═══ Extracted records

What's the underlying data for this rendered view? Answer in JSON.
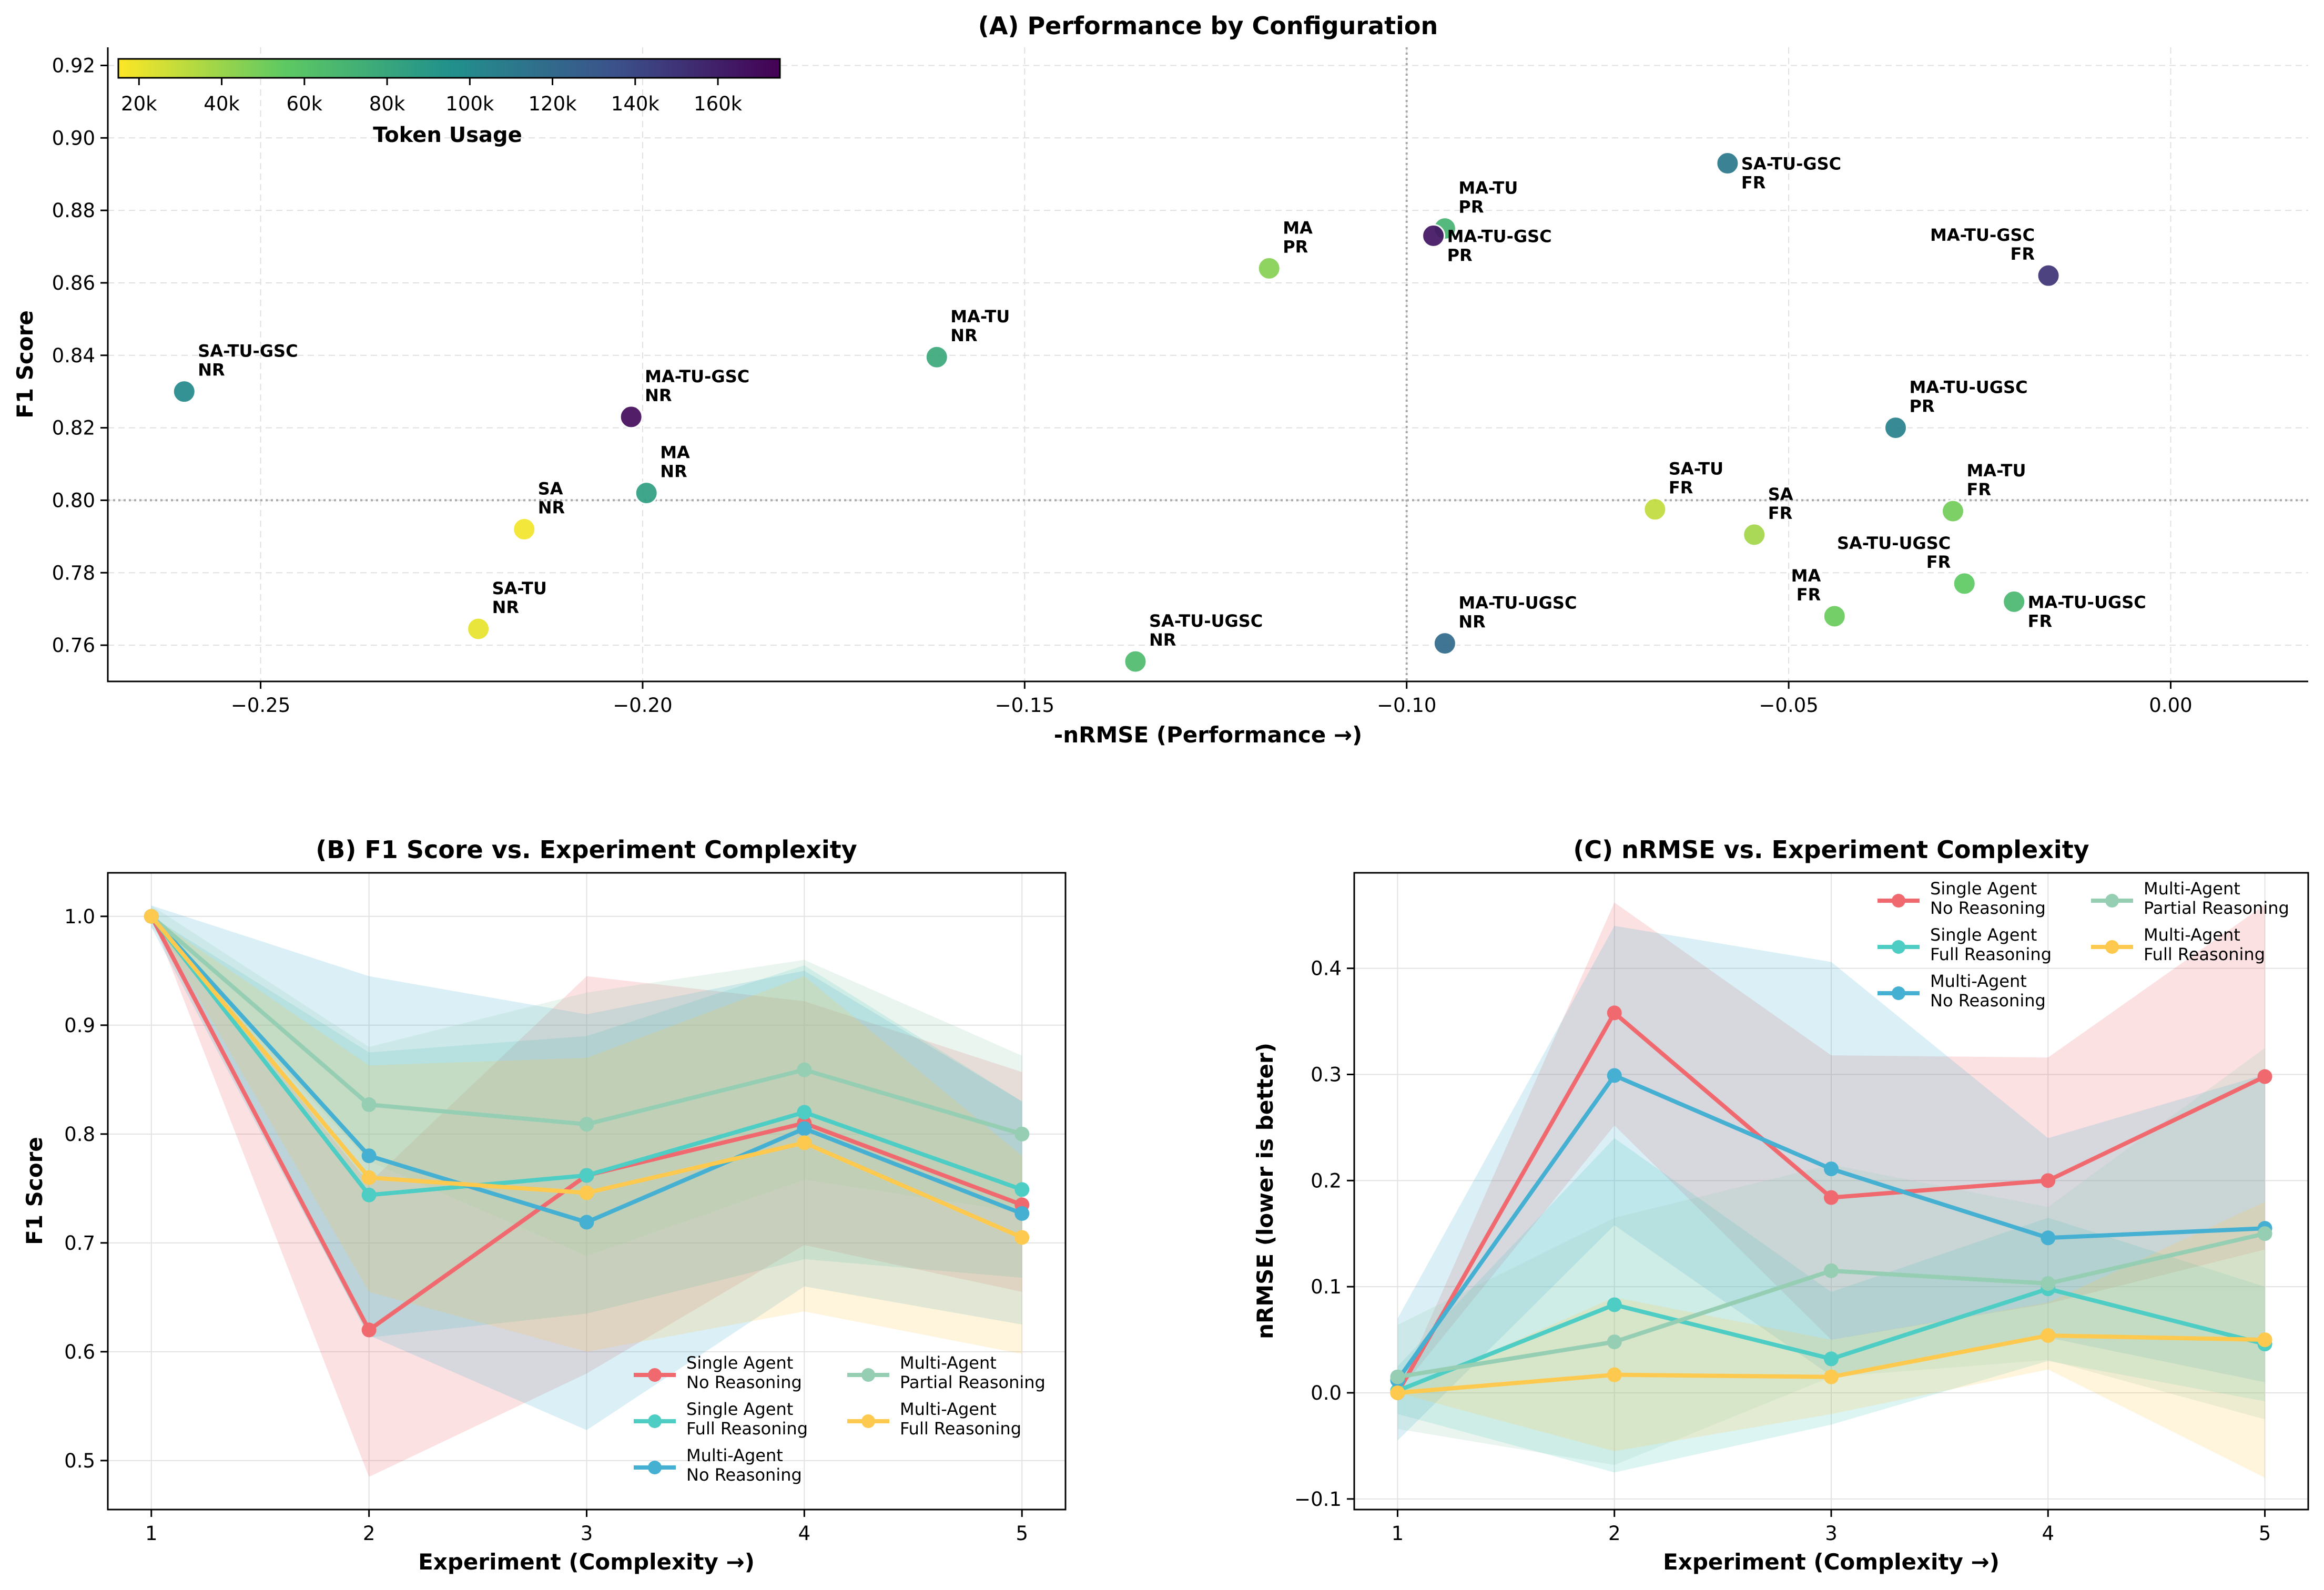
{
  "chart_data": [
    {
      "type": "scatter",
      "title": "(A) Performance by Configuration",
      "xlabel": "-nRMSE (Performance →)",
      "ylabel": "F1 Score",
      "xlim": [
        -0.27,
        0.018
      ],
      "ylim": [
        0.75,
        0.925
      ],
      "xticks": [
        -0.25,
        -0.2,
        -0.15,
        -0.1,
        -0.05,
        0.0
      ],
      "xtick_labels": [
        "−0.25",
        "−0.20",
        "−0.15",
        "−0.10",
        "−0.05",
        "0.00"
      ],
      "yticks": [
        0.76,
        0.78,
        0.8,
        0.82,
        0.84,
        0.86,
        0.88,
        0.9,
        0.92
      ],
      "ytick_labels": [
        "0.76",
        "0.78",
        "0.80",
        "0.82",
        "0.84",
        "0.86",
        "0.88",
        "0.90",
        "0.92"
      ],
      "reference_lines": {
        "x": -0.1,
        "y": 0.8
      },
      "colorbar": {
        "label": "Token Usage",
        "range": [
          15000,
          175000
        ],
        "ticks": [
          20000,
          40000,
          60000,
          80000,
          100000,
          120000,
          140000,
          160000
        ],
        "tick_labels": [
          "20k",
          "40k",
          "60k",
          "80k",
          "100k",
          "120k",
          "140k",
          "160k"
        ]
      },
      "points": [
        {
          "x": -0.26,
          "y": 0.83,
          "tokens": 100000,
          "l1": "SA-TU-GSC",
          "l2": "NR",
          "dx": 1,
          "dy": -1
        },
        {
          "x": -0.2015,
          "y": 0.823,
          "tokens": 170000,
          "l1": "MA-TU-GSC",
          "l2": "NR",
          "dx": 1,
          "dy": -1
        },
        {
          "x": -0.1995,
          "y": 0.802,
          "tokens": 85000,
          "l1": "MA",
          "l2": "NR",
          "dx": 1,
          "dy": -1
        },
        {
          "x": -0.2155,
          "y": 0.792,
          "tokens": 18000,
          "l1": "SA",
          "l2": "NR",
          "dx": 1,
          "dy": -1
        },
        {
          "x": -0.2215,
          "y": 0.7645,
          "tokens": 20000,
          "l1": "SA-TU",
          "l2": "NR",
          "dx": 1,
          "dy": -1
        },
        {
          "x": -0.1615,
          "y": 0.8395,
          "tokens": 78000,
          "l1": "MA-TU",
          "l2": "NR",
          "dx": 1,
          "dy": -1
        },
        {
          "x": -0.1355,
          "y": 0.7555,
          "tokens": 65000,
          "l1": "SA-TU-UGSC",
          "l2": "NR",
          "dx": 1,
          "dy": -1
        },
        {
          "x": -0.118,
          "y": 0.864,
          "tokens": 45000,
          "l1": "MA",
          "l2": "PR",
          "dx": 1,
          "dy": -1
        },
        {
          "x": -0.095,
          "y": 0.875,
          "tokens": 70000,
          "l1": "MA-TU",
          "l2": "PR",
          "dx": 1,
          "dy": -1
        },
        {
          "x": -0.0965,
          "y": 0.873,
          "tokens": 165000,
          "l1": "MA-TU-GSC",
          "l2": "PR",
          "dx": 1,
          "dy": 1
        },
        {
          "x": -0.095,
          "y": 0.7605,
          "tokens": 120000,
          "l1": "MA-TU-UGSC",
          "l2": "NR",
          "dx": 1,
          "dy": -1
        },
        {
          "x": -0.058,
          "y": 0.893,
          "tokens": 110000,
          "l1": "SA-TU-GSC",
          "l2": "FR",
          "dx": 1,
          "dy": 1
        },
        {
          "x": -0.016,
          "y": 0.862,
          "tokens": 150000,
          "l1": "MA-TU-GSC",
          "l2": "FR",
          "dx": -1,
          "dy": -1
        },
        {
          "x": -0.036,
          "y": 0.82,
          "tokens": 105000,
          "l1": "MA-TU-UGSC",
          "l2": "PR",
          "dx": 1,
          "dy": -1
        },
        {
          "x": -0.0675,
          "y": 0.7975,
          "tokens": 30000,
          "l1": "SA-TU",
          "l2": "FR",
          "dx": 1,
          "dy": -1
        },
        {
          "x": -0.0545,
          "y": 0.7905,
          "tokens": 38000,
          "l1": "SA",
          "l2": "FR",
          "dx": 1,
          "dy": -1
        },
        {
          "x": -0.0285,
          "y": 0.797,
          "tokens": 50000,
          "l1": "MA-TU",
          "l2": "FR",
          "dx": 1,
          "dy": -1
        },
        {
          "x": -0.027,
          "y": 0.777,
          "tokens": 55000,
          "l1": "SA-TU-UGSC",
          "l2": "FR",
          "dx": -1,
          "dy": -1
        },
        {
          "x": -0.044,
          "y": 0.768,
          "tokens": 52000,
          "l1": "MA",
          "l2": "FR",
          "dx": -1,
          "dy": -1
        },
        {
          "x": -0.0205,
          "y": 0.772,
          "tokens": 68000,
          "l1": "MA-TU-UGSC",
          "l2": "FR",
          "dx": 1,
          "dy": 1
        }
      ]
    },
    {
      "type": "line",
      "title": "(B) F1 Score vs. Experiment Complexity",
      "xlabel": "Experiment (Complexity →)",
      "ylabel": "F1 Score",
      "x": [
        1,
        2,
        3,
        4,
        5
      ],
      "xlim": [
        0.8,
        5.2
      ],
      "ylim": [
        0.455,
        1.04
      ],
      "yticks": [
        0.5,
        0.6,
        0.7,
        0.8,
        0.9,
        1.0
      ],
      "ytick_labels": [
        "0.5",
        "0.6",
        "0.7",
        "0.8",
        "0.9",
        "1.0"
      ],
      "series": [
        {
          "name": "Single Agent",
          "name2": "No Reasoning",
          "color": "#f0696e",
          "values": [
            1.0,
            0.62,
            0.762,
            0.81,
            0.735
          ],
          "upper": [
            1.0,
            0.755,
            0.945,
            0.922,
            0.857
          ],
          "lower": [
            1.0,
            0.485,
            0.58,
            0.698,
            0.655
          ]
        },
        {
          "name": "Single Agent",
          "name2": "Full Reasoning",
          "color": "#4ecdc4",
          "values": [
            1.0,
            0.744,
            0.762,
            0.82,
            0.749
          ],
          "upper": [
            1.0,
            0.875,
            0.89,
            0.955,
            0.83
          ],
          "lower": [
            1.0,
            0.613,
            0.635,
            0.685,
            0.668
          ]
        },
        {
          "name": "Multi-Agent",
          "name2": "No Reasoning",
          "color": "#45b0d1",
          "values": [
            1.0,
            0.78,
            0.719,
            0.805,
            0.727
          ],
          "upper": [
            1.01,
            0.945,
            0.91,
            0.95,
            0.83
          ],
          "lower": [
            0.99,
            0.615,
            0.528,
            0.66,
            0.625
          ]
        },
        {
          "name": "Multi-Agent",
          "name2": "Partial Reasoning",
          "color": "#96ceb4",
          "values": [
            1.0,
            0.827,
            0.809,
            0.859,
            0.8
          ],
          "upper": [
            1.01,
            0.88,
            0.93,
            0.96,
            0.872
          ],
          "lower": [
            0.99,
            0.775,
            0.688,
            0.758,
            0.728
          ]
        },
        {
          "name": "Multi-Agent",
          "name2": "Full Reasoning",
          "color": "#fdc94f",
          "values": [
            1.0,
            0.76,
            0.746,
            0.792,
            0.705
          ],
          "upper": [
            1.0,
            0.863,
            0.87,
            0.945,
            0.78
          ],
          "lower": [
            1.0,
            0.655,
            0.6,
            0.637,
            0.598
          ]
        }
      ]
    },
    {
      "type": "line",
      "title": "(C) nRMSE vs. Experiment Complexity",
      "xlabel": "Experiment (Complexity →)",
      "ylabel": "nRMSE (lower is better)",
      "x": [
        1,
        2,
        3,
        4,
        5
      ],
      "xlim": [
        0.8,
        5.2
      ],
      "ylim": [
        -0.11,
        0.49
      ],
      "yticks": [
        -0.1,
        0.0,
        0.1,
        0.2,
        0.3,
        0.4
      ],
      "ytick_labels": [
        "−0.1",
        "0.0",
        "0.1",
        "0.2",
        "0.3",
        "0.4"
      ],
      "series": [
        {
          "name": "Single Agent",
          "name2": "No Reasoning",
          "color": "#f0696e",
          "values": [
            0.0,
            0.358,
            0.184,
            0.2,
            0.298
          ],
          "upper": [
            0.0,
            0.462,
            0.318,
            0.316,
            0.46
          ],
          "lower": [
            0.0,
            0.252,
            0.05,
            0.084,
            0.135
          ]
        },
        {
          "name": "Single Agent",
          "name2": "Full Reasoning",
          "color": "#4ecdc4",
          "values": [
            0.002,
            0.083,
            0.032,
            0.098,
            0.046
          ],
          "upper": [
            0.025,
            0.24,
            0.095,
            0.165,
            0.1
          ],
          "lower": [
            -0.02,
            -0.075,
            -0.03,
            0.03,
            -0.008
          ]
        },
        {
          "name": "Multi-Agent",
          "name2": "No Reasoning",
          "color": "#45b0d1",
          "values": [
            0.012,
            0.299,
            0.211,
            0.146,
            0.155
          ],
          "upper": [
            0.07,
            0.44,
            0.406,
            0.24,
            0.3
          ],
          "lower": [
            -0.045,
            0.158,
            0.016,
            0.052,
            0.01
          ]
        },
        {
          "name": "Multi-Agent",
          "name2": "Partial Reasoning",
          "color": "#96ceb4",
          "values": [
            0.015,
            0.048,
            0.115,
            0.103,
            0.15
          ],
          "upper": [
            0.064,
            0.165,
            0.215,
            0.175,
            0.325
          ],
          "lower": [
            -0.034,
            -0.068,
            0.015,
            0.031,
            -0.025
          ]
        },
        {
          "name": "Multi-Agent",
          "name2": "Full Reasoning",
          "color": "#fdc94f",
          "values": [
            0.0,
            0.017,
            0.015,
            0.054,
            0.05
          ],
          "upper": [
            0.0,
            0.09,
            0.05,
            0.085,
            0.18
          ],
          "lower": [
            0.0,
            -0.055,
            -0.02,
            0.022,
            -0.08
          ]
        }
      ]
    }
  ]
}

══════

> **Given instruction**: Return only the number of lines in the data that contain "nRMSE".

> **Task response**: 3